- Set problem
Leave out the images and repeat the listing below without a single change.

- Given records
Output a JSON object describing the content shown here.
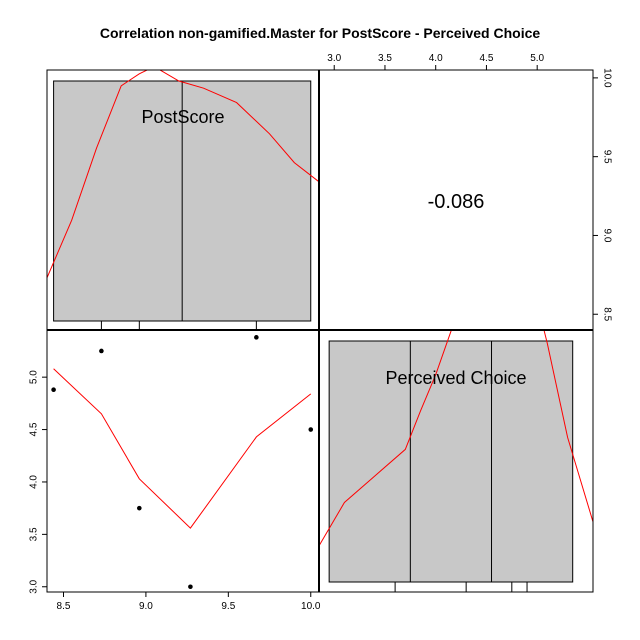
{
  "title": "Correlation non-gamified.Master for PostScore - Perceived Choice",
  "chart_data": {
    "type": "scatter",
    "layout": "pairs-matrix",
    "variables": [
      "PostScore",
      "Perceived Choice"
    ],
    "correlation": "-0.086",
    "scatter": {
      "x_range": [
        8.4,
        10.05
      ],
      "y_range": [
        2.95,
        5.45
      ],
      "x_ticks": [
        8.5,
        9.0,
        9.5,
        10.0
      ],
      "x_tick_labels": [
        "8.5",
        "9.0",
        "9.5",
        "10.0"
      ],
      "y_ticks": [
        3.0,
        3.5,
        4.0,
        4.5,
        5.0
      ],
      "y_tick_labels": [
        "3.0",
        "3.5",
        "4.0",
        "4.5",
        "5.0"
      ],
      "points": [
        {
          "x": 8.44,
          "y": 4.88
        },
        {
          "x": 8.73,
          "y": 5.25
        },
        {
          "x": 8.96,
          "y": 3.75
        },
        {
          "x": 9.27,
          "y": 3.0
        },
        {
          "x": 9.67,
          "y": 5.38
        },
        {
          "x": 10.0,
          "y": 4.5
        }
      ],
      "smooth_line": [
        {
          "x": 8.44,
          "y": 5.08
        },
        {
          "x": 8.73,
          "y": 4.65
        },
        {
          "x": 8.96,
          "y": 4.03
        },
        {
          "x": 9.27,
          "y": 3.56
        },
        {
          "x": 9.67,
          "y": 4.43
        },
        {
          "x": 10.0,
          "y": 4.84
        }
      ]
    },
    "top_axis": {
      "range": [
        2.85,
        5.55
      ],
      "ticks": [
        3.0,
        3.5,
        4.0,
        4.5,
        5.0
      ],
      "tick_labels": [
        "3.0",
        "3.5",
        "4.0",
        "4.5",
        "5.0"
      ]
    },
    "right_axis": {
      "range": [
        8.4,
        10.05
      ],
      "ticks": [
        8.5,
        9.0,
        9.5,
        10.0
      ],
      "tick_labels": [
        "8.5",
        "9.0",
        "9.5",
        "10.0"
      ]
    },
    "postscore_hist": {
      "bar": [
        8.44,
        10.0
      ],
      "divider": 9.22,
      "rug": [
        8.73,
        8.96,
        9.67
      ],
      "density": [
        {
          "x": 8.4,
          "d": 0.18
        },
        {
          "x": 8.55,
          "d": 0.42
        },
        {
          "x": 8.7,
          "d": 0.72
        },
        {
          "x": 8.85,
          "d": 0.98
        },
        {
          "x": 8.96,
          "d": 1.03
        },
        {
          "x": 9.05,
          "d": 1.06
        },
        {
          "x": 9.2,
          "d": 1.0
        },
        {
          "x": 9.35,
          "d": 0.97
        },
        {
          "x": 9.55,
          "d": 0.91
        },
        {
          "x": 9.75,
          "d": 0.78
        },
        {
          "x": 9.9,
          "d": 0.66
        },
        {
          "x": 10.05,
          "d": 0.58
        }
      ]
    },
    "choice_hist": {
      "bar": [
        2.95,
        5.35
      ],
      "dividers": [
        3.75,
        4.55
      ],
      "rug": [
        3.6,
        4.3,
        4.75,
        4.9
      ],
      "density": [
        {
          "x": 2.85,
          "d": 0.15
        },
        {
          "x": 3.1,
          "d": 0.33
        },
        {
          "x": 3.4,
          "d": 0.44
        },
        {
          "x": 3.7,
          "d": 0.55
        },
        {
          "x": 3.85,
          "d": 0.71
        },
        {
          "x": 4.0,
          "d": 0.86
        },
        {
          "x": 4.15,
          "d": 1.04
        },
        {
          "x": 4.3,
          "d": 1.22
        },
        {
          "x": 4.5,
          "d": 1.42
        },
        {
          "x": 4.7,
          "d": 1.5
        },
        {
          "x": 4.9,
          "d": 1.33
        },
        {
          "x": 5.1,
          "d": 0.99
        },
        {
          "x": 5.3,
          "d": 0.6
        },
        {
          "x": 5.55,
          "d": 0.25
        }
      ]
    },
    "colors": {
      "hist_fill": "#c8c8c8",
      "smooth": "#ff0000",
      "points": "#000000",
      "axis": "#000000"
    }
  }
}
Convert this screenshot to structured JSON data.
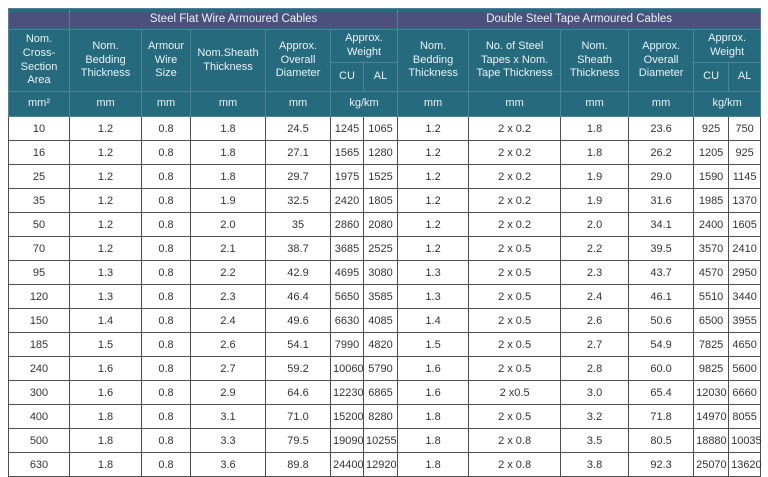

- The output
Output a JSON object describing the content shown here.
{
  "title": "Correlation non-gamified.Master for PostScore - Perceived Choice",
  "chart_data": {
    "type": "scatter",
    "layout": "pairs-matrix",
    "variables": [
      "PostScore",
      "Perceived Choice"
    ],
    "correlation": "-0.086",
    "scatter": {
      "x_range": [
        8.4,
        10.05
      ],
      "y_range": [
        2.95,
        5.45
      ],
      "x_ticks": [
        8.5,
        9.0,
        9.5,
        10.0
      ],
      "x_tick_labels": [
        "8.5",
        "9.0",
        "9.5",
        "10.0"
      ],
      "y_ticks": [
        3.0,
        3.5,
        4.0,
        4.5,
        5.0
      ],
      "y_tick_labels": [
        "3.0",
        "3.5",
        "4.0",
        "4.5",
        "5.0"
      ],
      "points": [
        {
          "x": 8.44,
          "y": 4.88
        },
        {
          "x": 8.73,
          "y": 5.25
        },
        {
          "x": 8.96,
          "y": 3.75
        },
        {
          "x": 9.27,
          "y": 3.0
        },
        {
          "x": 9.67,
          "y": 5.38
        },
        {
          "x": 10.0,
          "y": 4.5
        }
      ],
      "smooth_line": [
        {
          "x": 8.44,
          "y": 5.08
        },
        {
          "x": 8.73,
          "y": 4.65
        },
        {
          "x": 8.96,
          "y": 4.03
        },
        {
          "x": 9.27,
          "y": 3.56
        },
        {
          "x": 9.67,
          "y": 4.43
        },
        {
          "x": 10.0,
          "y": 4.84
        }
      ]
    },
    "top_axis": {
      "range": [
        2.85,
        5.55
      ],
      "ticks": [
        3.0,
        3.5,
        4.0,
        4.5,
        5.0
      ],
      "tick_labels": [
        "3.0",
        "3.5",
        "4.0",
        "4.5",
        "5.0"
      ]
    },
    "right_axis": {
      "range": [
        8.4,
        10.05
      ],
      "ticks": [
        8.5,
        9.0,
        9.5,
        10.0
      ],
      "tick_labels": [
        "8.5",
        "9.0",
        "9.5",
        "10.0"
      ]
    },
    "postscore_hist": {
      "bar": [
        8.44,
        10.0
      ],
      "divider": 9.22,
      "rug": [
        8.73,
        8.96,
        9.67
      ],
      "density": [
        {
          "x": 8.4,
          "d": 0.18
        },
        {
          "x": 8.55,
          "d": 0.42
        },
        {
          "x": 8.7,
          "d": 0.72
        },
        {
          "x": 8.85,
          "d": 0.98
        },
        {
          "x": 8.96,
          "d": 1.03
        },
        {
          "x": 9.05,
          "d": 1.06
        },
        {
          "x": 9.2,
          "d": 1.0
        },
        {
          "x": 9.35,
          "d": 0.97
        },
        {
          "x": 9.55,
          "d": 0.91
        },
        {
          "x": 9.75,
          "d": 0.78
        },
        {
          "x": 9.9,
          "d": 0.66
        },
        {
          "x": 10.05,
          "d": 0.58
        }
      ]
    },
    "choice_hist": {
      "bar": [
        2.95,
        5.35
      ],
      "dividers": [
        3.75,
        4.55
      ],
      "rug": [
        3.6,
        4.3,
        4.75,
        4.9
      ],
      "density": [
        {
          "x": 2.85,
          "d": 0.15
        },
        {
          "x": 3.1,
          "d": 0.33
        },
        {
          "x": 3.4,
          "d": 0.44
        },
        {
          "x": 3.7,
          "d": 0.55
        },
        {
          "x": 3.85,
          "d": 0.71
        },
        {
          "x": 4.0,
          "d": 0.86
        },
        {
          "x": 4.15,
          "d": 1.04
        },
        {
          "x": 4.3,
          "d": 1.22
        },
        {
          "x": 4.5,
          "d": 1.42
        },
        {
          "x": 4.7,
          "d": 1.5
        },
        {
          "x": 4.9,
          "d": 1.33
        },
        {
          "x": 5.1,
          "d": 0.99
        },
        {
          "x": 5.3,
          "d": 0.6
        },
        {
          "x": 5.55,
          "d": 0.25
        }
      ]
    },
    "colors": {
      "hist_fill": "#c8c8c8",
      "smooth": "#ff0000",
      "points": "#000000",
      "axis": "#000000"
    }
  }
}
Convert this screenshot to structured JSON data.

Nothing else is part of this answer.